» GIVEN PROBLEM: Copy out every record precisely.
# START OF RECORDS
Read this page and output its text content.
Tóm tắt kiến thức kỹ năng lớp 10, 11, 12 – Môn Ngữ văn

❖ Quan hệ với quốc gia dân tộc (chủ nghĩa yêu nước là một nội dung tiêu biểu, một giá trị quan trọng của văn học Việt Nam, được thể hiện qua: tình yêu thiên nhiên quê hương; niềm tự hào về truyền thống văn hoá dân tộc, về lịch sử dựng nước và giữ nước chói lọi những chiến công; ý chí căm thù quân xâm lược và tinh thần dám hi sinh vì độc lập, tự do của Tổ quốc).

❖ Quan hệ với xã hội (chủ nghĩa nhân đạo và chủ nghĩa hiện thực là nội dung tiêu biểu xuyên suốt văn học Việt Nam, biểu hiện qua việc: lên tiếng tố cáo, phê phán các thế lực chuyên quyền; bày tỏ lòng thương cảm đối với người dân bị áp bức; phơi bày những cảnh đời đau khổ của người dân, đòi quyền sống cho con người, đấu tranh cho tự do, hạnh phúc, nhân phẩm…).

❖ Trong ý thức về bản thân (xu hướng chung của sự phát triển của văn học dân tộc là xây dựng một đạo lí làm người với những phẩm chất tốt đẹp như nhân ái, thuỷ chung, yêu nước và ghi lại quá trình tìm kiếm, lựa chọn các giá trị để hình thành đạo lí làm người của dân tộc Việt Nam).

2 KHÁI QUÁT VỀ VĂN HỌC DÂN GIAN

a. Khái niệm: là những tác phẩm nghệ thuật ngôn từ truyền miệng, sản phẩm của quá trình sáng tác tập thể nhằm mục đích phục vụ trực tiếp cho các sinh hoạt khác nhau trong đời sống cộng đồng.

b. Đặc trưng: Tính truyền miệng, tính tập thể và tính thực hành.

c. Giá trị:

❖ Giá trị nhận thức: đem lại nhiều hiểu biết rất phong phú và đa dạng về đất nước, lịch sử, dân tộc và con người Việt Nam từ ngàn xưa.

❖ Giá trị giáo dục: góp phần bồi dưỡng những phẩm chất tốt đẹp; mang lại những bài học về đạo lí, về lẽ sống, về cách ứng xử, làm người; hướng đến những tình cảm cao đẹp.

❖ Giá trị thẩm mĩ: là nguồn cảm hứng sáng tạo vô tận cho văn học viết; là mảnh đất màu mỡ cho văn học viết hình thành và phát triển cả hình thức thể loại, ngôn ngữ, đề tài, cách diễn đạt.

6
# END OF RECORDS
» IN RESPONSE:
Read this page and output its text content.
Tóm tắt kiến thức kỹ năng lớp 10, 11, 12 – Môn Ngữ văn

❖ Quan hệ với quốc gia dân tộc (chủ nghĩa yêu nước là một nội dung tiêu biểu, một giá trị quan trọng của văn học Việt Nam, được thể hiện qua: tình yêu thiên nhiên quê hương; niềm tự hào về truyền thống văn hoá dân tộc, về lịch sử dựng nước và giữ nước chói lọi những chiến công; ý chí căm thù quân xâm lược và tinh thần dám hi sinh vì độc lập, tự do của Tổ quốc).

❖ Quan hệ với xã hội (chủ nghĩa nhân đạo và chủ nghĩa hiện thực là nội dung tiêu biểu xuyên suốt văn học Việt Nam, biểu hiện qua việc: lên tiếng tố cáo, phê phán các thế lực chuyên quyền; bày tỏ lòng thương cảm đối với người dân bị áp bức; phơi bày những cảnh đời đau khổ của người dân, đòi quyền sống cho con người, đấu tranh cho tự do, hạnh phúc, nhân phẩm…).

❖ Trong ý thức về bản thân (xu hướng chung của sự phát triển của văn học dân tộc là xây dựng một đạo lí làm người với những phẩm chất tốt đẹp như nhân ái, thuỷ chung, yêu nước và ghi lại quá trình tìm kiếm, lựa chọn các giá trị để hình thành đạo lí làm người của dân tộc Việt Nam).

2 KHÁI QUÁT VỀ VĂN HỌC DÂN GIAN

a. Khái niệm: là những tác phẩm nghệ thuật ngôn từ truyền miệng, sản phẩm của quá trình sáng tác tập thể nhằm mục đích phục vụ trực tiếp cho các sinh hoạt khác nhau trong đời sống cộng đồng.

b. Đặc trưng: Tính truyền miệng, tính tập thể và tính thực hành.

c. Giá trị:

❖ Giá trị nhận thức: đem lại nhiều hiểu biết rất phong phú và đa dạng về đất nước, lịch sử, dân tộc và con người Việt Nam từ ngàn xưa.

❖ Giá trị giáo dục: góp phần bồi dưỡng những phẩm chất tốt đẹp; mang lại những bài học về đạo lí, về lẽ sống, về cách ứng xử, làm người; hướng đến những tình cảm cao đẹp.

❖ Giá trị thẩm mĩ: là nguồn cảm hứng sáng tạo vô tận cho văn học viết; là mảnh đất màu mỡ cho văn học viết hình thành và phát triển cả hình thức thể loại, ngôn ngữ, đề tài, cách diễn đạt.

6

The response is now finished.